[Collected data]
######
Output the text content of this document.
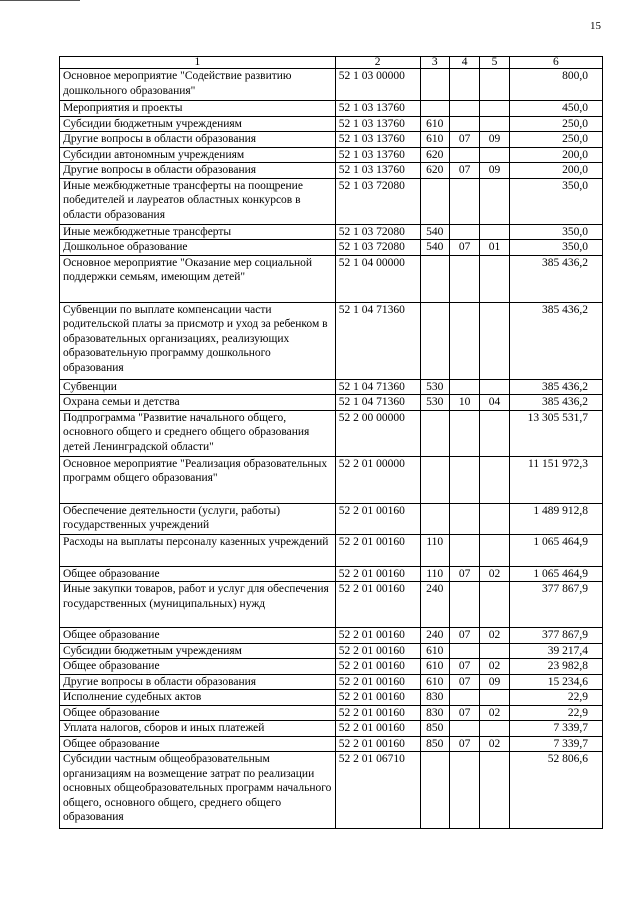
15
1	2	3	4	5	6
Основное мероприятие "Содействие развитию дошкольного образования"	52 1 03 00000				800,0
Мероприятия и проекты	52 1 03 13760				450,0
Субсидии бюджетным учреждениям	52 1 03 13760	610			250,0
Другие вопросы в области образования	52 1 03 13760	610	07	09	250,0
Субсидии автономным учреждениям	52 1 03 13760	620			200,0
Другие вопросы в области образования	52 1 03 13760	620	07	09	200,0
Иные межбюджетные трансферты на поощрение победителей и лауреатов областных конкурсов в области образования	52 1 03 72080				350,0
Иные межбюджетные трансферты	52 1 03 72080	540			350,0
Дошкольное образование	52 1 03 72080	540	07	01	350,0
Основное мероприятие "Оказание мер социальной поддержки семьям, имеющим детей"	52 1 04 00000				385 436,2
Субвенции по выплате компенсации части родительской платы за присмотр и уход за ребенком в образовательных организациях, реализующих образовательную программу дошкольного образования	52 1 04 71360				385 436,2
Субвенции	52 1 04 71360	530			385 436,2
Охрана семьи и детства	52 1 04 71360	530	10	04	385 436,2
Подпрограмма "Развитие начального общего, основного общего и среднего общего образования детей Ленинградской области"	52 2 00 00000				13 305 531,7
Основное мероприятие "Реализация образовательных программ общего образования"	52 2 01 00000				11 151 972,3
Обеспечение деятельности (услуги, работы) государственных учреждений	52 2 01 00160				1 489 912,8
Расходы на выплаты персоналу казенных учреждений	52 2 01 00160	110			1 065 464,9
Общее образование	52 2 01 00160	110	07	02	1 065 464,9
Иные закупки товаров, работ и услуг для обеспечения государственных (муниципальных) нужд	52 2 01 00160	240			377 867,9
Общее образование	52 2 01 00160	240	07	02	377 867,9
Субсидии бюджетным учреждениям	52 2 01 00160	610			39 217,4
Общее образование	52 2 01 00160	610	07	02	23 982,8
Другие вопросы в области образования	52 2 01 00160	610	07	09	15 234,6
Исполнение судебных актов	52 2 01 00160	830			22,9
Общее образование	52 2 01 00160	830	07	02	22,9
Уплата налогов, сборов и иных платежей	52 2 01 00160	850			7 339,7
Общее образование	52 2 01 00160	850	07	02	7 339,7
Субсидии частным общеобразовательным организациям на возмещение затрат по реализации основных общеобразовательных программ начального общего, основного общего, среднего общего образования	52 2 01 06710				52 806,6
######
## Prompt
Which lines of the data above contain "межбюджетные"? Copy each one.

## Exercise response
Иные межбюджетные трансферты на поощрение победителей и лауреатов областных конкурсов в области образования	52 1 03 72080				350,0
Иные межбюджетные трансферты	52 1 03 72080	540			350,0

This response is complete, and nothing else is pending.